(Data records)
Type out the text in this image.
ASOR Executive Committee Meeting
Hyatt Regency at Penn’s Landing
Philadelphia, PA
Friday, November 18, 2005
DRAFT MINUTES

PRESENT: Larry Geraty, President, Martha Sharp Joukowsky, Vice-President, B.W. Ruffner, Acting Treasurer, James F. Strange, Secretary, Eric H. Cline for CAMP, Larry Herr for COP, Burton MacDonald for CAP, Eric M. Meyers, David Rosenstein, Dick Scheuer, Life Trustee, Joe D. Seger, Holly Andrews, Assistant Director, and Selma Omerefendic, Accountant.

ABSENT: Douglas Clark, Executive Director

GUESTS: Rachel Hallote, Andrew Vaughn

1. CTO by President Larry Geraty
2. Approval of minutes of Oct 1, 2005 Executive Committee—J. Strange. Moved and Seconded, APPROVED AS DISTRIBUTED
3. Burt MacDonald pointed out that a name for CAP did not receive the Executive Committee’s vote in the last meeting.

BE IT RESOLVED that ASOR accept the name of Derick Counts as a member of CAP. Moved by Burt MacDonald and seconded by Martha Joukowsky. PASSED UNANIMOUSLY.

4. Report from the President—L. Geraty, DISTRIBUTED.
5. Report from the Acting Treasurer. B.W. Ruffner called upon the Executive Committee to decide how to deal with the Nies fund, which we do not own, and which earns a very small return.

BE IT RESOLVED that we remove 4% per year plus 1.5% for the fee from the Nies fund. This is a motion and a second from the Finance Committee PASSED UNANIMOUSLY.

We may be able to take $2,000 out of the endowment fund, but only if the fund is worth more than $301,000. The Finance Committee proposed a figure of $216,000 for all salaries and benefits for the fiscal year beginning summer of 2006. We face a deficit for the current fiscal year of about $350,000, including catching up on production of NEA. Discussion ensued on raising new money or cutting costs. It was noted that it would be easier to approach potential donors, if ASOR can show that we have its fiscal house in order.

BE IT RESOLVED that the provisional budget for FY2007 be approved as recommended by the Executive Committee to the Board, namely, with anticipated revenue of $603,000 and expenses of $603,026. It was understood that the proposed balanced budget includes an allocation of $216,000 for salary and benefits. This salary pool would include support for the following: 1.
...
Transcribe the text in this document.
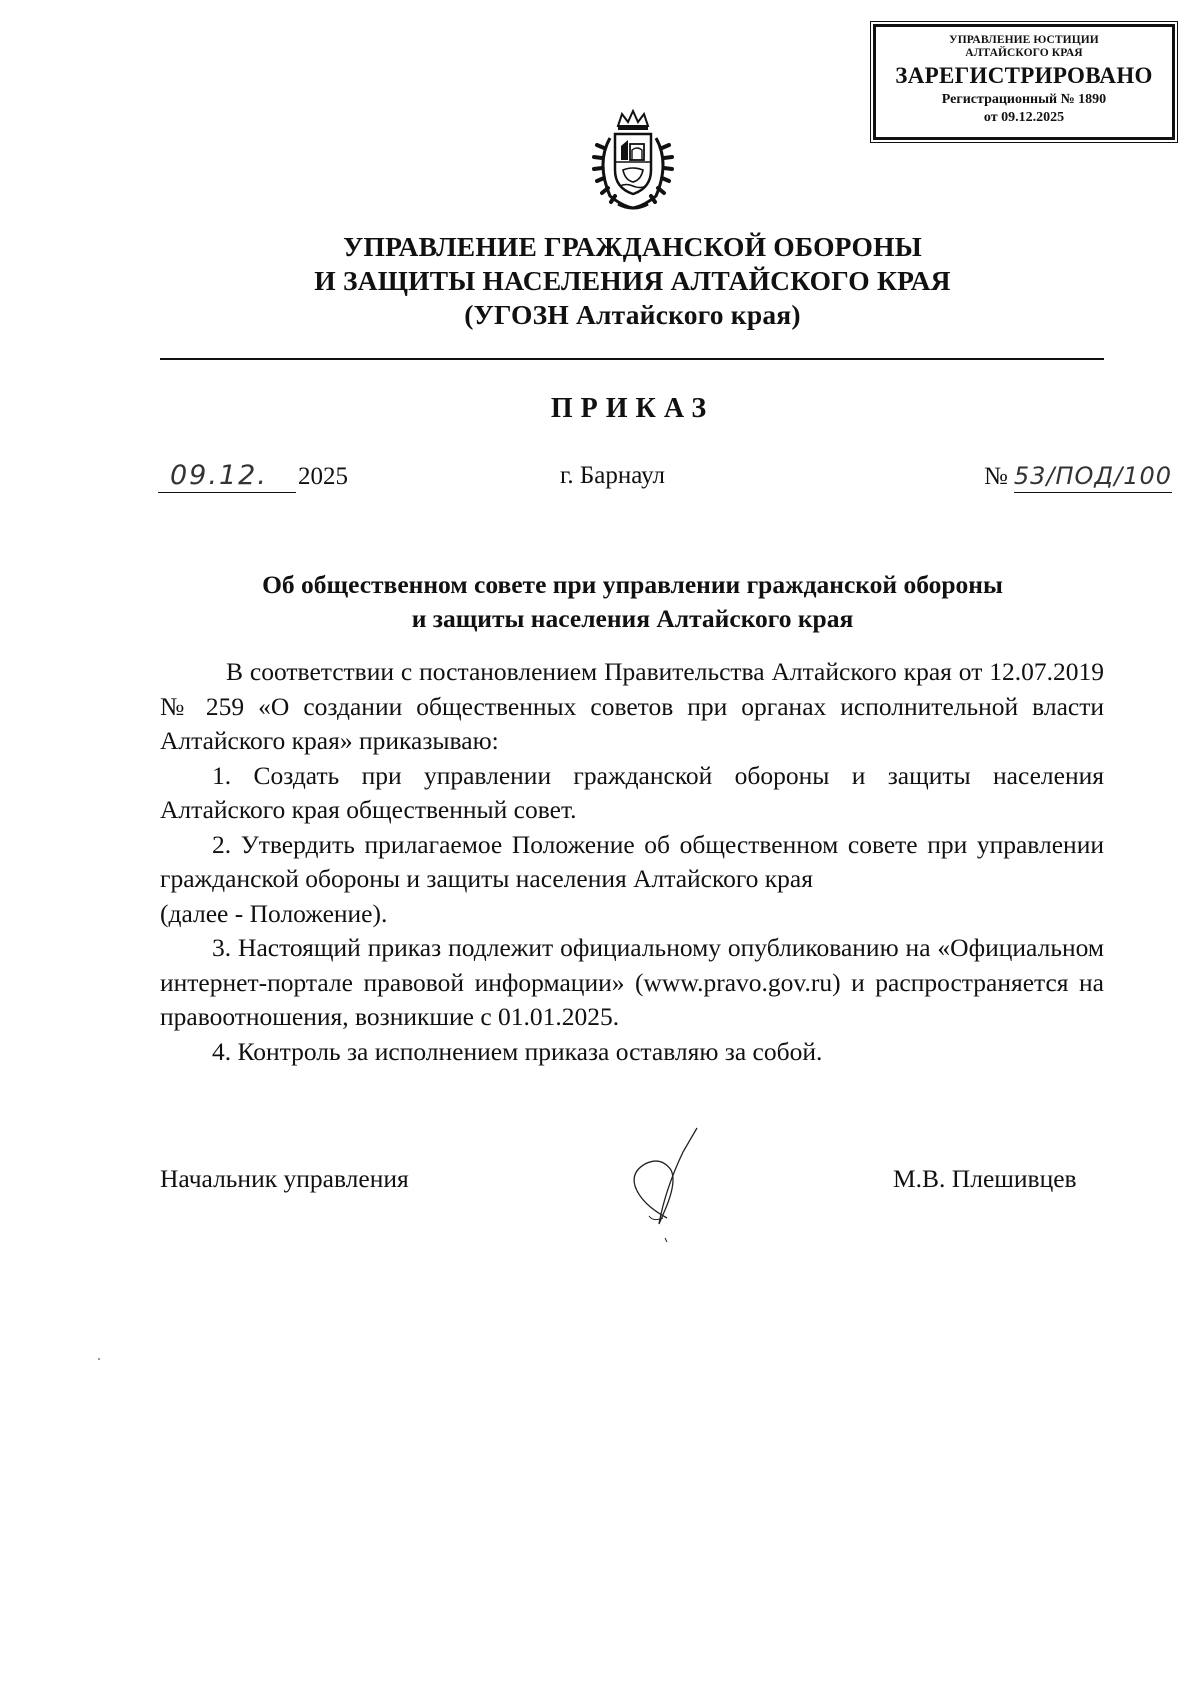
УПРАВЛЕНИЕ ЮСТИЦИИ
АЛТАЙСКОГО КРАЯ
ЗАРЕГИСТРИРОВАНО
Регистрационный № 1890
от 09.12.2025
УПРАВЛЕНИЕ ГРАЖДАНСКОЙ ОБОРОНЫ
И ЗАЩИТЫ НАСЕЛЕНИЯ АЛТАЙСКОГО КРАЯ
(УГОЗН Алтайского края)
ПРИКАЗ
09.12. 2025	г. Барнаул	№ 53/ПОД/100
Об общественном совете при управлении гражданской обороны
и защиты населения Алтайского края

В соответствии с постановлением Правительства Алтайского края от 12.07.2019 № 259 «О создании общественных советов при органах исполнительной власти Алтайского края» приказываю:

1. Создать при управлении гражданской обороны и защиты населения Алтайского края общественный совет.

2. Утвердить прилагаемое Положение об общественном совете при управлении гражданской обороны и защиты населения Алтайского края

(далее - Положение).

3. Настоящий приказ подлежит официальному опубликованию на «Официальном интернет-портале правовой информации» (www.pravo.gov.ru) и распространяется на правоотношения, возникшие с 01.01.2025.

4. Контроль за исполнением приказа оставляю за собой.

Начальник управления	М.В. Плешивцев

> _THE REQUEST_
Pick out the lines above that hold the string "Larry" and show them.

> _EXERCISE RESULT_
PRESENT: Larry Geraty, President, Martha Sharp Joukowsky, Vice-President, B.W. Ruffner, Acting Treasurer, James F. Strange, Secretary, Eric H. Cline for CAMP, Larry Herr for COP, Burton MacDonald for CAP, Eric M. Meyers, David Rosenstein, Dick Scheuer, Life Trustee, Joe D. Seger, Holly Andrews, Assistant Director, and Selma Omerefendic, Accountant.
1. CTO by President Larry Geraty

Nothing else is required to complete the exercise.